Count how many lines of the data below contain the string "本期减少"; the reply should be that number alone.

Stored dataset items
* * *
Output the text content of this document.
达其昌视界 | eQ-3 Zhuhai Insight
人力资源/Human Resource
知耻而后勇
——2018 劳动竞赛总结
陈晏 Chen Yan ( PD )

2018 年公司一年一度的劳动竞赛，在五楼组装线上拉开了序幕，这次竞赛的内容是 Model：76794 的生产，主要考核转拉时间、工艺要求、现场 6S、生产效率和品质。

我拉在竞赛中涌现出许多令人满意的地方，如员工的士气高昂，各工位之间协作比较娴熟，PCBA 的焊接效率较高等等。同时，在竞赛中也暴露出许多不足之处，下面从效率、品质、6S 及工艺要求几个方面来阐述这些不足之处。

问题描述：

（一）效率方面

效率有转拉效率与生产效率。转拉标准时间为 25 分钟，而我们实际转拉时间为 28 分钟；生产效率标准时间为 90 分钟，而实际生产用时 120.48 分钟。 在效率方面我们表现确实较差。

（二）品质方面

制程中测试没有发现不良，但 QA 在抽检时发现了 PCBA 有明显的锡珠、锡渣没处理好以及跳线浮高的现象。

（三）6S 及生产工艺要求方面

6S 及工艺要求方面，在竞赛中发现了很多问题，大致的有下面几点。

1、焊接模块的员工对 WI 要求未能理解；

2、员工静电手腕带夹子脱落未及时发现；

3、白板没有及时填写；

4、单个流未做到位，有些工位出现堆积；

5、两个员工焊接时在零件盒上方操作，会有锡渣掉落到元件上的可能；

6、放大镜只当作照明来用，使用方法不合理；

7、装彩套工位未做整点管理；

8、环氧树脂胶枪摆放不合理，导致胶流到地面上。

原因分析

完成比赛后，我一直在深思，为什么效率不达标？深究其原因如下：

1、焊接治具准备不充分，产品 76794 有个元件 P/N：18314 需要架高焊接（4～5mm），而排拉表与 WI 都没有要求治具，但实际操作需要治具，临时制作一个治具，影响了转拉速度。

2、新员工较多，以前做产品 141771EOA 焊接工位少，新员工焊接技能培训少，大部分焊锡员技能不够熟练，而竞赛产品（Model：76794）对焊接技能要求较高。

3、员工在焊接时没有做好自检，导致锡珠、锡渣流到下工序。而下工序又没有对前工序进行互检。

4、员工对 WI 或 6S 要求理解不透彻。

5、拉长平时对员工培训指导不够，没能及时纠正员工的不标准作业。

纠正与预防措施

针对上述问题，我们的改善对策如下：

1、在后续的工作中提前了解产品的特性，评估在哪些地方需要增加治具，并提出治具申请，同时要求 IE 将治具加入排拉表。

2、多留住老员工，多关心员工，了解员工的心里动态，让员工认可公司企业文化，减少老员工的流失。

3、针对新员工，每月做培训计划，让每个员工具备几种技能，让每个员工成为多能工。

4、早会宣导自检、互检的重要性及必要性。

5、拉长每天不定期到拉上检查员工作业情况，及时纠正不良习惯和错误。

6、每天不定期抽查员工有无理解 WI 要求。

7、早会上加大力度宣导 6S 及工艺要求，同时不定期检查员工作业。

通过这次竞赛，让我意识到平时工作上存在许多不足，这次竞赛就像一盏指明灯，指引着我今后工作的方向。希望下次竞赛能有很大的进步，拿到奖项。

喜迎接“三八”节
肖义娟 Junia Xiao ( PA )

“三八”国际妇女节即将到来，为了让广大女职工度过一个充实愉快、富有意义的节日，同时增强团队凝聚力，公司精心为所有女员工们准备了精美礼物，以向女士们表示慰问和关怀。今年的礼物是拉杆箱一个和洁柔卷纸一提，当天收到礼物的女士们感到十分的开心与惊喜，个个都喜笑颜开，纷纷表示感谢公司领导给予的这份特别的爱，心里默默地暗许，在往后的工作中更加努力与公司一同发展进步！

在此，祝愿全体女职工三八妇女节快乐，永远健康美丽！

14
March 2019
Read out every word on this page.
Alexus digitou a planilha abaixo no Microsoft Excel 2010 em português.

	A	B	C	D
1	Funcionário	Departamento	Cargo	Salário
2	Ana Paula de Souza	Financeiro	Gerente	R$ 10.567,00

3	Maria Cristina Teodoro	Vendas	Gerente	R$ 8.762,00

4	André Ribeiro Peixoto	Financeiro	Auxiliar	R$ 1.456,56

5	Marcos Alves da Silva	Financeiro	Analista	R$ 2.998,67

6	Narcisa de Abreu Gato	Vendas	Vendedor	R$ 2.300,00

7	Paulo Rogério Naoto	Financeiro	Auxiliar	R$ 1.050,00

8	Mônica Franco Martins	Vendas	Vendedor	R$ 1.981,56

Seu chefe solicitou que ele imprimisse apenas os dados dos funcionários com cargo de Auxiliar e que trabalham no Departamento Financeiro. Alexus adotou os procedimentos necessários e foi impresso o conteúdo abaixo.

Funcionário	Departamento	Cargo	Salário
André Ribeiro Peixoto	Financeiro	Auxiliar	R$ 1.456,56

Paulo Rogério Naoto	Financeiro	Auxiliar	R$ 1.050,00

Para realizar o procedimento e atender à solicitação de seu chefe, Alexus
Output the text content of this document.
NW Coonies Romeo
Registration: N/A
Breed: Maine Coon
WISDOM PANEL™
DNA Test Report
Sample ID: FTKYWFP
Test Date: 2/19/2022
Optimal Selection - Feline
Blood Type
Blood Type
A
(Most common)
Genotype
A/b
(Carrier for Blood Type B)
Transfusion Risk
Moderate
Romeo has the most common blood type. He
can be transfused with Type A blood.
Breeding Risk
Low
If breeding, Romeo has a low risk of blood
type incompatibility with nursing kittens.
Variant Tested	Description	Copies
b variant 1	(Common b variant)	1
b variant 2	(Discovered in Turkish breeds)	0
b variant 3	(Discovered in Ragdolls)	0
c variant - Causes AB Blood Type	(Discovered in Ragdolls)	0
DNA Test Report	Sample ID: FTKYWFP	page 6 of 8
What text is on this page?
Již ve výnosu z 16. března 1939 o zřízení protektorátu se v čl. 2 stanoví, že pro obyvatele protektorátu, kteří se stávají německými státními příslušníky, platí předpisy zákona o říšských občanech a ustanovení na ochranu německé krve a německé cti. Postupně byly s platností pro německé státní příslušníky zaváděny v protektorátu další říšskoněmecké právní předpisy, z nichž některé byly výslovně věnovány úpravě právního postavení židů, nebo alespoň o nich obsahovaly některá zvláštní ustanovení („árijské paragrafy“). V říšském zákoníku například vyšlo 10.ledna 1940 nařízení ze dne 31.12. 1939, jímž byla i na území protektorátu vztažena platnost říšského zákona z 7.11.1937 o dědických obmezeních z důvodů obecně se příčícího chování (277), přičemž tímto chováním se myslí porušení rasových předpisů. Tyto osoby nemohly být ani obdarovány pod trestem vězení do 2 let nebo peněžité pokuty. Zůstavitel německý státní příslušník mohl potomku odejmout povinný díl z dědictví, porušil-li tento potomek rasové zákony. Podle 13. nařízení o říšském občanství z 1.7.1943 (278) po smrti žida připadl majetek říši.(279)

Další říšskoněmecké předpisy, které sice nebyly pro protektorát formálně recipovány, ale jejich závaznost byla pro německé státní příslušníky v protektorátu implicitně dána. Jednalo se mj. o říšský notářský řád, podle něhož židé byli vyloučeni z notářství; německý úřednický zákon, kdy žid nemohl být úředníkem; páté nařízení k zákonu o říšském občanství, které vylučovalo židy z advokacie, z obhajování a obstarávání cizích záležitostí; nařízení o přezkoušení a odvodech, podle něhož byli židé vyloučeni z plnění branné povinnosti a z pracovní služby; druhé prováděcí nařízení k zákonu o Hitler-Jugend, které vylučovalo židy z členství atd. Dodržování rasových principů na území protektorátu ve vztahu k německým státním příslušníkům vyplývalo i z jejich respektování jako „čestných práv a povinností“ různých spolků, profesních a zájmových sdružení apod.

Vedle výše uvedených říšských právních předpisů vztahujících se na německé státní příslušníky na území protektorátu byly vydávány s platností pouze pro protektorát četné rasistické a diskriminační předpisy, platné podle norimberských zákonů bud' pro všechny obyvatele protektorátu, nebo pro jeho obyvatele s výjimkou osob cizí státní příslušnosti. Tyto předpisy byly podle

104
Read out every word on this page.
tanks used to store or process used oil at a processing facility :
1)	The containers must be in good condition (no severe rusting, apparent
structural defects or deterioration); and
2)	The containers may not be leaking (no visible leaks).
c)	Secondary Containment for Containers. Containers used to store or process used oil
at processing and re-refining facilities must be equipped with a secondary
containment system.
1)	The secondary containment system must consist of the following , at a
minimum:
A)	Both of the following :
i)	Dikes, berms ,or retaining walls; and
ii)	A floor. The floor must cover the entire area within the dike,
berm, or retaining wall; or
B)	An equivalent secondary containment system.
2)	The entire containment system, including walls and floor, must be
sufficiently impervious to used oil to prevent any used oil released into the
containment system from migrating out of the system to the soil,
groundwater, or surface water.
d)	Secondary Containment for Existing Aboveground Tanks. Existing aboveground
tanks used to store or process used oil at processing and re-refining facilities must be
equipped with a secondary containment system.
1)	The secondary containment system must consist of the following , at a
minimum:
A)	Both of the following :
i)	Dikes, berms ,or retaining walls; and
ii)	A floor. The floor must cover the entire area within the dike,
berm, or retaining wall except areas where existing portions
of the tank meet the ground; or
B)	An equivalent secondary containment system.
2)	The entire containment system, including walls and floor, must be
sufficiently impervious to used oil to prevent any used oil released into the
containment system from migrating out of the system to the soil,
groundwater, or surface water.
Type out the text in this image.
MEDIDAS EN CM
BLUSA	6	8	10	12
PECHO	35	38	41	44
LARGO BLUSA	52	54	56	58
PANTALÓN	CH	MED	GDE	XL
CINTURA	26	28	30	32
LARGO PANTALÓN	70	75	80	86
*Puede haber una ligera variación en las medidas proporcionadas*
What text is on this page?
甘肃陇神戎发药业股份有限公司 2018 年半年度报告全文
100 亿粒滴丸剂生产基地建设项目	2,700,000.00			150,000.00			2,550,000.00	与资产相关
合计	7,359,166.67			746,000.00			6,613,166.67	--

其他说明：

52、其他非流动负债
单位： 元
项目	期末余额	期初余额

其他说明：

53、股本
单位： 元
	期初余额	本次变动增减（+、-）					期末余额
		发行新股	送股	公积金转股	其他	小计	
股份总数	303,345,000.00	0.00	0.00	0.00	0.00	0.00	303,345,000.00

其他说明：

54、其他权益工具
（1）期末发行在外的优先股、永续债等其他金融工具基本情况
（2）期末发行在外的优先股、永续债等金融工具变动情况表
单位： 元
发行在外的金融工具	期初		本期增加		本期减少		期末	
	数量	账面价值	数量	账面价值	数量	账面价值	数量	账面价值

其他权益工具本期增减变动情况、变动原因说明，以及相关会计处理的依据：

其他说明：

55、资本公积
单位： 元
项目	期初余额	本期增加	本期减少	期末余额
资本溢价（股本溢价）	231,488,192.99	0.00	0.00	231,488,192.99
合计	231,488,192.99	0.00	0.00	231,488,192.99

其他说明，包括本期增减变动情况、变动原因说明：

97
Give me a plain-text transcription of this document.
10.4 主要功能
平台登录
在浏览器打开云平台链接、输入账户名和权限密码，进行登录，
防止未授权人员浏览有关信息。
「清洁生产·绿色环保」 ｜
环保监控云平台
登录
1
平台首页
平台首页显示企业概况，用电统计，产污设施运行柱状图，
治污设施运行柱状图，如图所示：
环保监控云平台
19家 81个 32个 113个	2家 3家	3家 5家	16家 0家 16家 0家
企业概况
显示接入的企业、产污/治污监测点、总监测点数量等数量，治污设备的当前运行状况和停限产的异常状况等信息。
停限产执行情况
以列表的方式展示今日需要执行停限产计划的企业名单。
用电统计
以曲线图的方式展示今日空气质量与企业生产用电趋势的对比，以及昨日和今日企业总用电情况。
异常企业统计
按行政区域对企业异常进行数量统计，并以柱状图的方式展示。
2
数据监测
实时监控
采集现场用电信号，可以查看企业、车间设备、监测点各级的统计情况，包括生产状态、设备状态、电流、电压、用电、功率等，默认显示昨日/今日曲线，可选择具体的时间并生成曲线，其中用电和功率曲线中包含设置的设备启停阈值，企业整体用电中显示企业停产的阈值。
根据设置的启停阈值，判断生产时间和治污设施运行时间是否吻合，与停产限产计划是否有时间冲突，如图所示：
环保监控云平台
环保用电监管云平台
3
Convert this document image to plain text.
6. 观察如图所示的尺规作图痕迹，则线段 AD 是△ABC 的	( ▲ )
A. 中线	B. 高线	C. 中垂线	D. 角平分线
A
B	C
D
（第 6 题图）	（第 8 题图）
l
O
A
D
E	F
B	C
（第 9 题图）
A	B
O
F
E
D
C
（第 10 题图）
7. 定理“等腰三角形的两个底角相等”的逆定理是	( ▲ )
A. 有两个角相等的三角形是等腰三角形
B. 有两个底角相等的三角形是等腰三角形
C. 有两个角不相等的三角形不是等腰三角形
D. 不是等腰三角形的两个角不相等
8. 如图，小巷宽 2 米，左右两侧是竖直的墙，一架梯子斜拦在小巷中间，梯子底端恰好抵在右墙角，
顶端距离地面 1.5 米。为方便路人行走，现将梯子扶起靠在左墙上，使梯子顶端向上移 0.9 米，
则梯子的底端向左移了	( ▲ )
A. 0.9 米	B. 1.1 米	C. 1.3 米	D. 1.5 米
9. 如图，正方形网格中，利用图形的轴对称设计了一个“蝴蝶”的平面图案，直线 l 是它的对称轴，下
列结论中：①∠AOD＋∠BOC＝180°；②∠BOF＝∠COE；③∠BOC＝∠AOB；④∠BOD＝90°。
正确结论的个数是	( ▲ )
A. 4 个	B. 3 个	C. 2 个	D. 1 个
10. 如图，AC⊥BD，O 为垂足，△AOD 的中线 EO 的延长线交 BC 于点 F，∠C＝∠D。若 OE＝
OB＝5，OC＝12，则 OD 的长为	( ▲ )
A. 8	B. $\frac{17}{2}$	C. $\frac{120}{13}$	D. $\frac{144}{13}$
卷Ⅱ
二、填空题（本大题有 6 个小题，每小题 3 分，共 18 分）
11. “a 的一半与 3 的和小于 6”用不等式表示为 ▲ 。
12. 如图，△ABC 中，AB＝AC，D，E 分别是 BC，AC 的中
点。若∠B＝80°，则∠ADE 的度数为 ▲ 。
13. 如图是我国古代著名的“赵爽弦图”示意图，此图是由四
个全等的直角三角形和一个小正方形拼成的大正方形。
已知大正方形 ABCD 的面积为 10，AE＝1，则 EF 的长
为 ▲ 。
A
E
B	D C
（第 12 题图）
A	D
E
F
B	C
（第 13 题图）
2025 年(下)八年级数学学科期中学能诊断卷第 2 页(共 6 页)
* * *
Result of the task:
2